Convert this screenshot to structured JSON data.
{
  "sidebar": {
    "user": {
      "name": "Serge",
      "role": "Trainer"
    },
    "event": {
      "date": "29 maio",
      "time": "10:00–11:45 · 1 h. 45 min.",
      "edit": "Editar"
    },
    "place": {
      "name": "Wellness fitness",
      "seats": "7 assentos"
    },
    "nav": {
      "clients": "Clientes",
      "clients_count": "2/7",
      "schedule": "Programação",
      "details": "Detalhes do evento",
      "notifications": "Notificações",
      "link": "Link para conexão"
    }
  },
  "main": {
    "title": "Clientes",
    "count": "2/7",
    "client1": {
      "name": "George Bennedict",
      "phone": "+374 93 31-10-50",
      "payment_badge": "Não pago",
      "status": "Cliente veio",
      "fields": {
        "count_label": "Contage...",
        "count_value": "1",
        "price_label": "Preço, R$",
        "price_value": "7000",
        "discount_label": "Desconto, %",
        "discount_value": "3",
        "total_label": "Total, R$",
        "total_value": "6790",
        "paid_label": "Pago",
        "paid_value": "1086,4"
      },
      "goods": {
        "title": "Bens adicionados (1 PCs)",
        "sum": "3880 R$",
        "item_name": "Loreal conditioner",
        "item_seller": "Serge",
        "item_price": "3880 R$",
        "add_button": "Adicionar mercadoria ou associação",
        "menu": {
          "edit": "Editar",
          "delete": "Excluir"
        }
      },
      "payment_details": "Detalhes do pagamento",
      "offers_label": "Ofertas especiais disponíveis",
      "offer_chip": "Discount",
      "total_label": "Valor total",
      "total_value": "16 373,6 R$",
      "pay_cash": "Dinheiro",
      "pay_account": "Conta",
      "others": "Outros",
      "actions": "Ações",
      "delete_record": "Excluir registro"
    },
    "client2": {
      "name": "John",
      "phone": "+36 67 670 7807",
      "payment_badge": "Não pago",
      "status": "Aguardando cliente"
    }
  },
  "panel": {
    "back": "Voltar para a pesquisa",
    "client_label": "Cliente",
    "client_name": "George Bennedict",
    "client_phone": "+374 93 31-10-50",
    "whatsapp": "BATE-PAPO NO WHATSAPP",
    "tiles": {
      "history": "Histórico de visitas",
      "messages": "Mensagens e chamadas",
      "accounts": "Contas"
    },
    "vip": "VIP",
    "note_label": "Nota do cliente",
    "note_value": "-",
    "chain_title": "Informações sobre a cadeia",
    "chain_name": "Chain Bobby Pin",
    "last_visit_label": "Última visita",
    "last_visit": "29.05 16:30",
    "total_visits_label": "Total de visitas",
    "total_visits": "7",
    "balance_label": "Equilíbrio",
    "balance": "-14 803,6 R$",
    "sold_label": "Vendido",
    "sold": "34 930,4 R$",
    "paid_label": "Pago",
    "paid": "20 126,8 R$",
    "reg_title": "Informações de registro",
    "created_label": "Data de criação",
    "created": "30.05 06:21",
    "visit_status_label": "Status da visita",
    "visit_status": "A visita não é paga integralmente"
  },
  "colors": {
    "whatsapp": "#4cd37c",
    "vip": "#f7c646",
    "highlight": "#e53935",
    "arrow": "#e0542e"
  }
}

= = = = = = =

▶ _EXERCISE_
The listing above should be transcribed in full, exactly as written.

▶ _CORRECT ANSWER_
Convert this screenshot to structured JSON data.
{
  "sidebar": {
    "user": {
      "name": "Serge",
      "role": "Trainer"
    },
    "event": {
      "date": "29 maio",
      "time": "10:00–11:45 · 1 h. 45 min.",
      "edit": "Editar"
    },
    "place": {
      "name": "Wellness fitness",
      "seats": "7 assentos"
    },
    "nav": {
      "clients": "Clientes",
      "clients_count": "2/7",
      "schedule": "Programação",
      "details": "Detalhes do evento",
      "notifications": "Notificações",
      "link": "Link para conexão"
    }
  },
  "main": {
    "title": "Clientes",
    "count": "2/7",
    "client1": {
      "name": "George Bennedict",
      "phone": "+374 93 31-10-50",
      "payment_badge": "Não pago",
      "status": "Cliente veio",
      "fields": {
        "count_label": "Contage...",
        "count_value": "1",
        "price_label": "Preço, R$",
        "price_value": "7000",
        "discount_label": "Desconto, %",
        "discount_value": "3",
        "total_label": "Total, R$",
        "total_value": "6790",
        "paid_label": "Pago",
        "paid_value": "1086,4"
      },
      "goods": {
        "title": "Bens adicionados (1 PCs)",
        "sum": "3880 R$",
        "item_name": "Loreal conditioner",
        "item_seller": "Serge",
        "item_price": "3880 R$",
        "add_button": "Adicionar mercadoria ou associação",
        "menu": {
          "edit": "Editar",
          "delete": "Excluir"
        }
      },
      "payment_details": "Detalhes do pagamento",
      "offers_label": "Ofertas especiais disponíveis",
      "offer_chip": "Discount",
      "total_label": "Valor total",
      "total_value": "16 373,6 R$",
      "pay_cash": "Dinheiro",
      "pay_account": "Conta",
      "others": "Outros",
      "actions": "Ações",
      "delete_record": "Excluir registro"
    },
    "client2": {
      "name": "John",
      "phone": "+36 67 670 7807",
      "payment_badge": "Não pago",
      "status": "Aguardando cliente"
    }
  },
  "panel": {
    "back": "Voltar para a pesquisa",
    "client_label": "Cliente",
    "client_name": "George Bennedict",
    "client_phone": "+374 93 31-10-50",
    "whatsapp": "BATE-PAPO NO WHATSAPP",
    "tiles": {
      "history": "Histórico de visitas",
      "messages": "Mensagens e chamadas",
      "accounts": "Contas"
    },
    "vip": "VIP",
    "note_label": "Nota do cliente",
    "note_value": "-",
    "chain_title": "Informações sobre a cadeia",
    "chain_name": "Chain Bobby Pin",
    "last_visit_label": "Última visita",
    "last_visit": "29.05 16:30",
    "total_visits_label": "Total de visitas",
    "total_visits": "7",
    "balance_label": "Equilíbrio",
    "balance": "-14 803,6 R$",
    "sold_label": "Vendido",
    "sold": "34 930,4 R$",
    "paid_label": "Pago",
    "paid": "20 126,8 R$",
    "reg_title": "Informações de registro",
    "created_label": "Data de criação",
    "created": "30.05 06:21",
    "visit_status_label": "Status da visita",
    "visit_status": "A visita não é paga integralmente"
  },
  "colors": {
    "whatsapp": "#4cd37c",
    "vip": "#f7c646",
    "highlight": "#e53935",
    "arrow": "#e0542e"
  }
}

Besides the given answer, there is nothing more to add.